▸ **To do**: Copy out the listing that follows exactly, dropping every picture.

------------------------

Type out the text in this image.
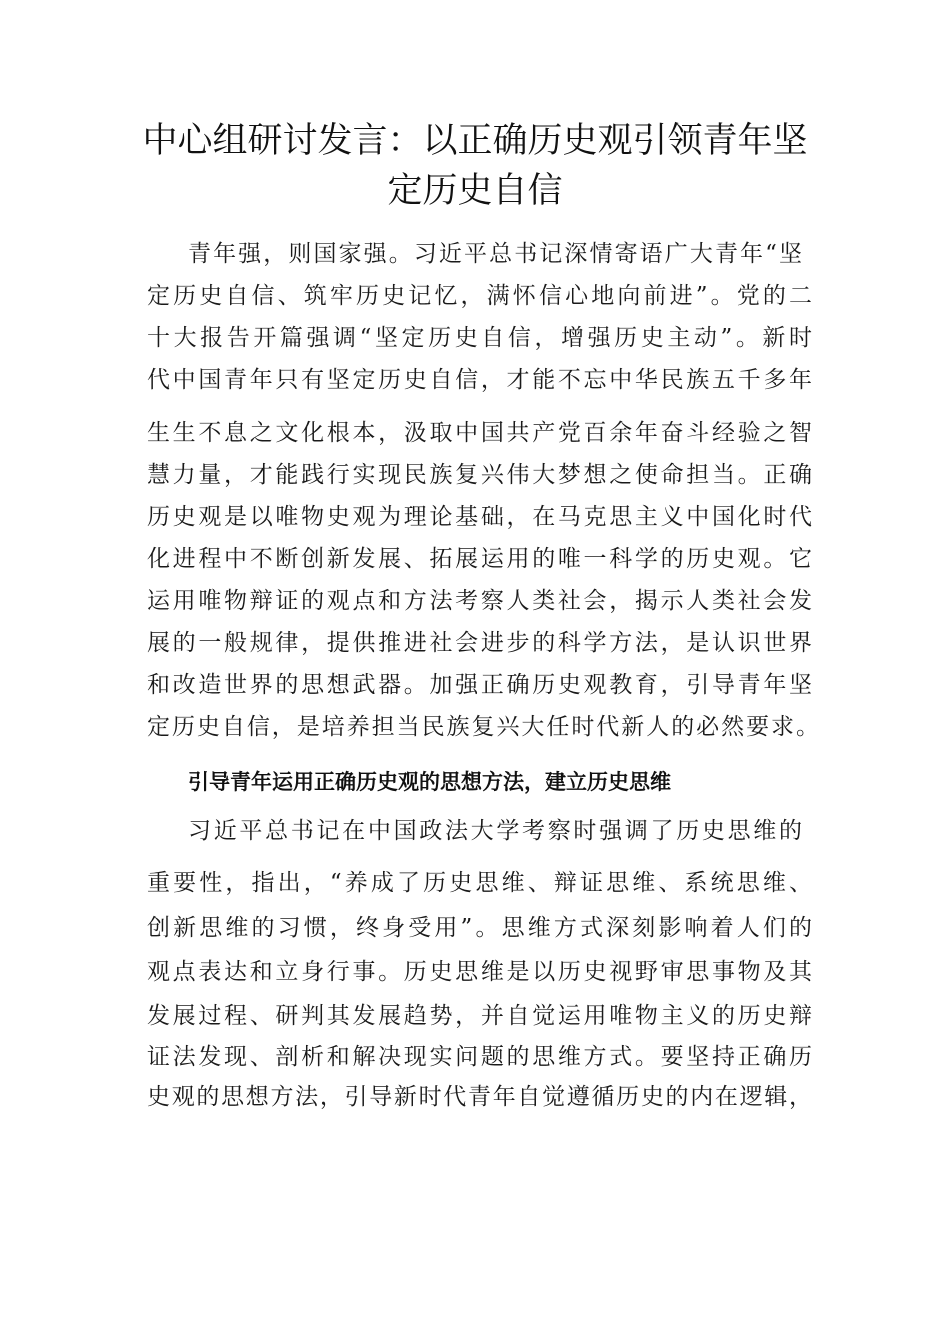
中心组研讨发言：以正确历史观引领青年坚
定历史自信
青年强，则国家强。习近平总书记深情寄语广大青年“坚
定历史自信、筑牢历史记忆，满怀信心地向前进”。党的二
十大报告开篇强调“坚定历史自信，增强历史主动”。新时
代中国青年只有坚定历史自信，才能不忘中华民族五千多年
生生不息之文化根本，汲取中国共产党百余年奋斗经验之智
慧力量，才能践行实现民族复兴伟大梦想之使命担当。正确
历史观是以唯物史观为理论基础，在马克思主义中国化时代
化进程中不断创新发展、拓展运用的唯一科学的历史观。它
运用唯物辩证的观点和方法考察人类社会，揭示人类社会发
展的一般规律，提供推进社会进步的科学方法，是认识世界
和改造世界的思想武器。加强正确历史观教育，引导青年坚
定历史自信，是培养担当民族复兴大任时代新人的必然要求。
引导青年运用正确历史观的思想方法，建立历史思维
习近平总书记在中国政法大学考察时强调了历史思维的
重要性，指出，“养成了历史思维、辩证思维、系统思维、
创新思维的习惯，终身受用”。思维方式深刻影响着人们的
观点表达和立身行事。历史思维是以历史视野审思事物及其
发展过程、研判其发展趋势，并自觉运用唯物主义的历史辩
证法发现、剖析和解决现实问题的思维方式。要坚持正确历
史观的思想方法，引导新时代青年自觉遵循历史的内在逻辑，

------------------------

▸ **Answer for the task**:
Type out the text in this image.
中心组研讨发言：以正确历史观引领青年坚
定历史自信
青年强，则国家强。习近平总书记深情寄语广大青年“坚
定历史自信、筑牢历史记忆，满怀信心地向前进”。党的二
十大报告开篇强调“坚定历史自信，增强历史主动”。新时
代中国青年只有坚定历史自信，才能不忘中华民族五千多年
生生不息之文化根本，汲取中国共产党百余年奋斗经验之智
慧力量，才能践行实现民族复兴伟大梦想之使命担当。正确
历史观是以唯物史观为理论基础，在马克思主义中国化时代
化进程中不断创新发展、拓展运用的唯一科学的历史观。它
运用唯物辩证的观点和方法考察人类社会，揭示人类社会发
展的一般规律，提供推进社会进步的科学方法，是认识世界
和改造世界的思想武器。加强正确历史观教育，引导青年坚
定历史自信，是培养担当民族复兴大任时代新人的必然要求。
引导青年运用正确历史观的思想方法，建立历史思维
习近平总书记在中国政法大学考察时强调了历史思维的
重要性，指出，“养成了历史思维、辩证思维、系统思维、
创新思维的习惯，终身受用”。思维方式深刻影响着人们的
观点表达和立身行事。历史思维是以历史视野审思事物及其
发展过程、研判其发展趋势，并自觉运用唯物主义的历史辩
证法发现、剖析和解决现实问题的思维方式。要坚持正确历
史观的思想方法，引导新时代青年自觉遵循历史的内在逻辑，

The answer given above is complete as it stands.